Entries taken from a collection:

┏━━

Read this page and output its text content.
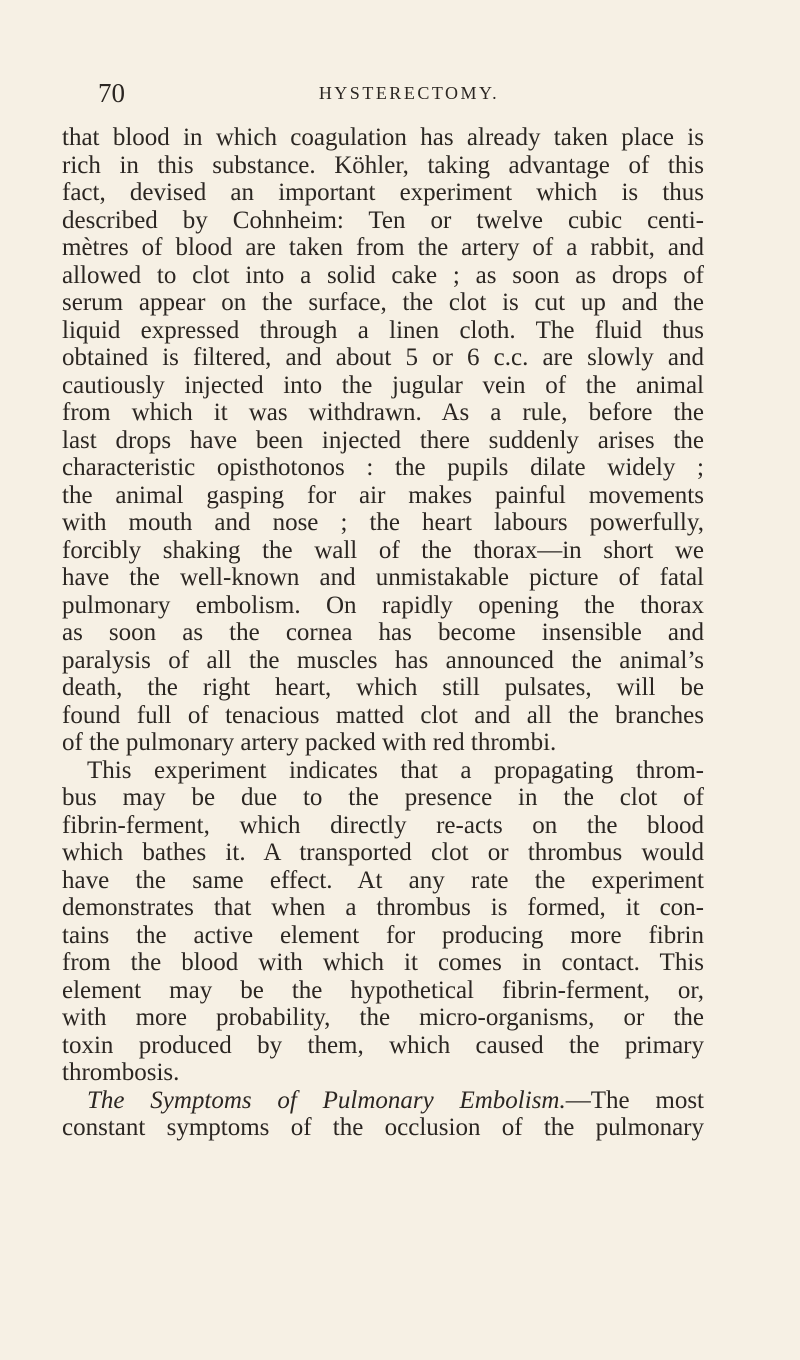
70	HYSTERECTOMY.
that blood in which coagulation has already taken place is
rich in this substance. Köhler, taking advantage of this
fact, devised an important experiment which is thus
described by Cohnheim: Ten or twelve cubic centi-
mètres of blood are taken from the artery of a rabbit, and
allowed to clot into a solid cake ; as soon as drops of
serum appear on the surface, the clot is cut up and the
liquid expressed through a linen cloth. The fluid thus
obtained is filtered, and about 5 or 6 c.c. are slowly and
cautiously injected into the jugular vein of the animal
from which it was withdrawn. As a rule, before the
last drops have been injected there suddenly arises the
characteristic opisthotonos : the pupils dilate widely ;
the animal gasping for air makes painful movements
with mouth and nose ; the heart labours powerfully,
forcibly shaking the wall of the thorax—in short we
have the well-known and unmistakable picture of fatal
pulmonary embolism. On rapidly opening the thorax
as soon as the cornea has become insensible and
paralysis of all the muscles has announced the animal’s
death, the right heart, which still pulsates, will be
found full of tenacious matted clot and all the branches
of the pulmonary artery packed with red thrombi.
This experiment indicates that a propagating throm-
bus may be due to the presence in the clot of
fibrin-ferment, which directly re-acts on the blood
which bathes it. A transported clot or thrombus would
have the same effect. At any rate the experiment
demonstrates that when a thrombus is formed, it con-
tains the active element for producing more fibrin
from the blood with which it comes in contact. This
element may be the hypothetical fibrin-ferment, or,
with more probability, the micro-organisms, or the
toxin produced by them, which caused the primary
thrombosis.
The Symptoms of Pulmonary Embolism.—The most
constant symptoms of the occlusion of the pulmonary
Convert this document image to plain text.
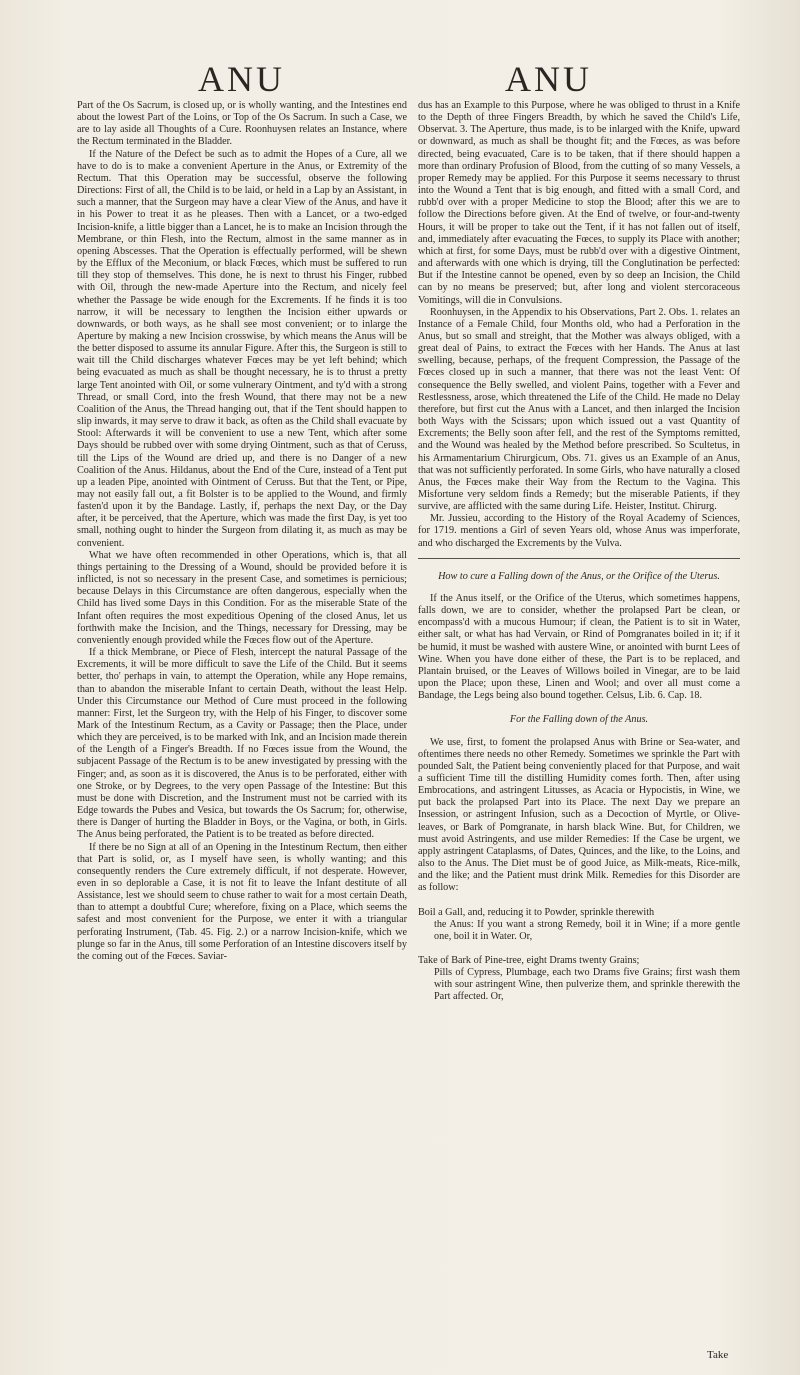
ANU	ANU

Part of the Os Sacrum, is closed up, or is wholly wanting, and the Intestines end about the lowest Part of the Loins, or Top of the Os Sacrum. In such a Case, we are to lay aside all Thoughts of a Cure. Roonhuysen relates an Instance, where the Rectum terminated in the Bladder.

If the Nature of the Defect be such as to admit the Hopes of a Cure, all we have to do is to make a convenient Aperture in the Anus, or Extremity of the Rectum. That this Operation may be successful, observe the following Directions: First of all, the Child is to be laid, or held in a Lap by an Assistant, in such a manner, that the Surgeon may have a clear View of the Anus, and have it in his Power to treat it as he pleases. Then with a Lancet, or a two-edged Incision-knife, a little bigger than a Lancet, he is to make an Incision through the Membrane, or thin Flesh, into the Rectum, almost in the same manner as in opening Abscesses. That the Operation is effectually performed, will be shewn by the Efflux of the Meconium, or black Fœces, which must be suffered to run till they stop of themselves. This done, he is next to thrust his Finger, rubbed with Oil, through the new-made Aperture into the Rectum, and nicely feel whether the Passage be wide enough for the Excrements. If he finds it is too narrow, it will be necessary to lengthen the Incision either upwards or downwards, or both ways, as he shall see most convenient; or to inlarge the Aperture by making a new Incision crosswise, by which means the Anus will be the better disposed to assume its annular Figure. After this, the Surgeon is still to wait till the Child discharges whatever Fœces may be yet left behind; which being evacuated as much as shall be thought necessary, he is to thrust a pretty large Tent anointed with Oil, or some vulnerary Ointment, and ty'd with a strong Thread, or small Cord, into the fresh Wound, that there may not be a new Coalition of the Anus, the Thread hanging out, that if the Tent should happen to slip inwards, it may serve to draw it back, as often as the Child shall evacuate by Stool: Afterwards it will be convenient to use a new Tent, which after some Days should be rubbed over with some drying Ointment, such as that of Ceruss, till the Lips of the Wound are dried up, and there is no Danger of a new Coalition of the Anus. Hildanus, about the End of the Cure, instead of a Tent put up a leaden Pipe, anointed with Ointment of Ceruss. But that the Tent, or Pipe, may not easily fall out, a fit Bolster is to be applied to the Wound, and firmly fasten'd upon it by the Bandage. Lastly, if, perhaps the next Day, or the Day after, it be perceived, that the Aperture, which was made the first Day, is yet too small, nothing ought to hinder the Surgeon from dilating it, as much as may be convenient.

What we have often recommended in other Operations, which is, that all things pertaining to the Dressing of a Wound, should be provided before it is inflicted, is not so necessary in the present Case, and sometimes is pernicious; because Delays in this Circumstance are often dangerous, especially when the Child has lived some Days in this Condition. For as the miserable State of the Infant often requires the most expeditious Opening of the closed Anus, let us forthwith make the Incision, and the Things, necessary for Dressing, may be conveniently enough provided while the Fœces flow out of the Aperture.

If a thick Membrane, or Piece of Flesh, intercept the natural Passage of the Excrements, it will be more difficult to save the Life of the Child. But it seems better, tho' perhaps in vain, to attempt the Operation, while any Hope remains, than to abandon the miserable Infant to certain Death, without the least Help. Under this Circumstance our Method of Cure must proceed in the following manner: First, let the Surgeon try, with the Help of his Finger, to discover some Mark of the Intestinum Rectum, as a Cavity or Passage; then the Place, under which they are perceived, is to be marked with Ink, and an Incision made therein of the Length of a Finger's Breadth. If no Fœces issue from the Wound, the subjacent Passage of the Rectum is to be anew investigated by pressing with the Finger; and, as soon as it is discovered, the Anus is to be perforated, either with one Stroke, or by Degrees, to the very open Passage of the Intestine: But this must be done with Discretion, and the Instrument must not be carried with its Edge towards the Pubes and Vesica, but towards the Os Sacrum; for, otherwise, there is Danger of hurting the Bladder in Boys, or the Vagina, or both, in Girls. The Anus being perforated, the Patient is to be treated as before directed.

If there be no Sign at all of an Opening in the Intestinum Rectum, then either that Part is solid, or, as I myself have seen, is wholly wanting; and this consequently renders the Cure extremely difficult, if not desperate. However, even in so deplorable a Case, it is not fit to leave the Infant destitute of all Assistance, lest we should seem to chuse rather to wait for a most certain Death, than to attempt a doubtful Cure; wherefore, fixing on a Place, which seems the safest and most convenient for the Purpose, we enter it with a triangular perforating Instrument, (Tab. 45. Fig. 2.) or a narrow Incision-knife, which we plunge so far in the Anus, till some Perforation of an Intestine discovers itself by the coming out of the Fœces. Saviar-

dus has an Example to this Purpose, where he was obliged to thrust in a Knife to the Depth of three Fingers Breadth, by which he saved the Child's Life, Observat. 3. The Aperture, thus made, is to be inlarged with the Knife, upward or downward, as much as shall be thought fit; and the Fœces, as was before directed, being evacuated, Care is to be taken, that if there should happen a more than ordinary Profusion of Blood, from the cutting of so many Vessels, a proper Remedy may be applied. For this Purpose it seems necessary to thrust into the Wound a Tent that is big enough, and fitted with a small Cord, and rubb'd over with a proper Medicine to stop the Blood; after this we are to follow the Directions before given. At the End of twelve, or four-and-twenty Hours, it will be proper to take out the Tent, if it has not fallen out of itself, and, immediately after evacuating the Fœces, to supply its Place with another; which at first, for some Days, must be rubb'd over with a digestive Ointment, and afterwards with one which is drying, till the Conglutination be perfected: But if the Intestine cannot be opened, even by so deep an Incision, the Child can by no means be preserved; but, after long and violent stercoraceous Vomitings, will die in Convulsions.

Roonhuysen, in the Appendix to his Observations, Part 2. Obs. 1. relates an Instance of a Female Child, four Months old, who had a Perforation in the Anus, but so small and streight, that the Mother was always obliged, with a great deal of Pains, to extract the Fœces with her Hands. The Anus at last swelling, because, perhaps, of the frequent Compression, the Passage of the Fœces closed up in such a manner, that there was not the least Vent: Of consequence the Belly swelled, and violent Pains, together with a Fever and Restlessness, arose, which threatened the Life of the Child. He made no Delay therefore, but first cut the Anus with a Lancet, and then inlarged the Incision both Ways with the Scissars; upon which issued out a vast Quantity of Excrements; the Belly soon after fell, and the rest of the Symptoms remitted, and the Wound was healed by the Method before prescribed. So Scultetus, in his Armamentarium Chirurgicum, Obs. 71. gives us an Example of an Anus, that was not sufficiently perforated. In some Girls, who have naturally a closed Anus, the Fœces make their Way from the Rectum to the Vagina. This Misfortune very seldom finds a Remedy; but the miserable Patients, if they survive, are afflicted with the same during Life. Heister, Institut. Chirurg.

Mr. Jussieu, according to the History of the Royal Academy of Sciences, for 1719. mentions a Girl of seven Years old, whose Anus was imperforate, and who discharged the Excrements by the Vulva.

How to cure a Falling down of the Anus, or the Orifice of the Uterus.

If the Anus itself, or the Orifice of the Uterus, which sometimes happens, falls down, we are to consider, whether the prolapsed Part be clean, or encompass'd with a mucous Humour; if clean, the Patient is to sit in Water, either salt, or what has had Vervain, or Rind of Pomgranates boiled in it; if it be humid, it must be washed with austere Wine, or anointed with burnt Lees of Wine. When you have done either of these, the Part is to be replaced, and Plantain bruised, or the Leaves of Willows boiled in Vinegar, are to be laid upon the Place; upon these, Linen and Wool; and over all must come a Bandage, the Legs being also bound together. Celsus, Lib. 6. Cap. 18.

For the Falling down of the Anus.

We use, first, to foment the prolapsed Anus with Brine or Sea-water, and oftentimes there needs no other Remedy. Sometimes we sprinkle the Part with pounded Salt, the Patient being conveniently placed for that Purpose, and wait a sufficient Time till the distilling Humidity comes forth. Then, after using Embrocations, and astringent Litusses, as Acacia or Hypocistis, in Wine, we put back the prolapsed Part into its Place. The next Day we prepare an Insession, or astringent Infusion, such as a Decoction of Myrtle, or Olive-leaves, or Bark of Pomgranate, in harsh black Wine. But, for Children, we must avoid Astringents, and use milder Remedies: If the Case be urgent, we apply astringent Cataplasms, of Dates, Quinces, and the like, to the Loins, and also to the Anus. The Diet must be of good Juice, as Milk-meats, Rice-milk, and the like; and the Patient must drink Milk. Remedies for this Disorder are as follow:

Boil a Gall, and, reducing it to Powder, sprinkle therewith
the Anus: If you want a strong Remedy, boil it in Wine; if a more gentle one, boil it in Water. Or,

Take of Bark of Pine-tree, eight Drams twenty Grains;
Pills of Cypress, Plumbage, each two Drams five Grains; first wash them with sour astringent Wine, then pulverize them, and sprinkle therewith the Part affected. Or,

Take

┗━━

Using the records above, say how many lines include the string "Falling". Only the number is wanted.

## EXPECTED ANSWER
2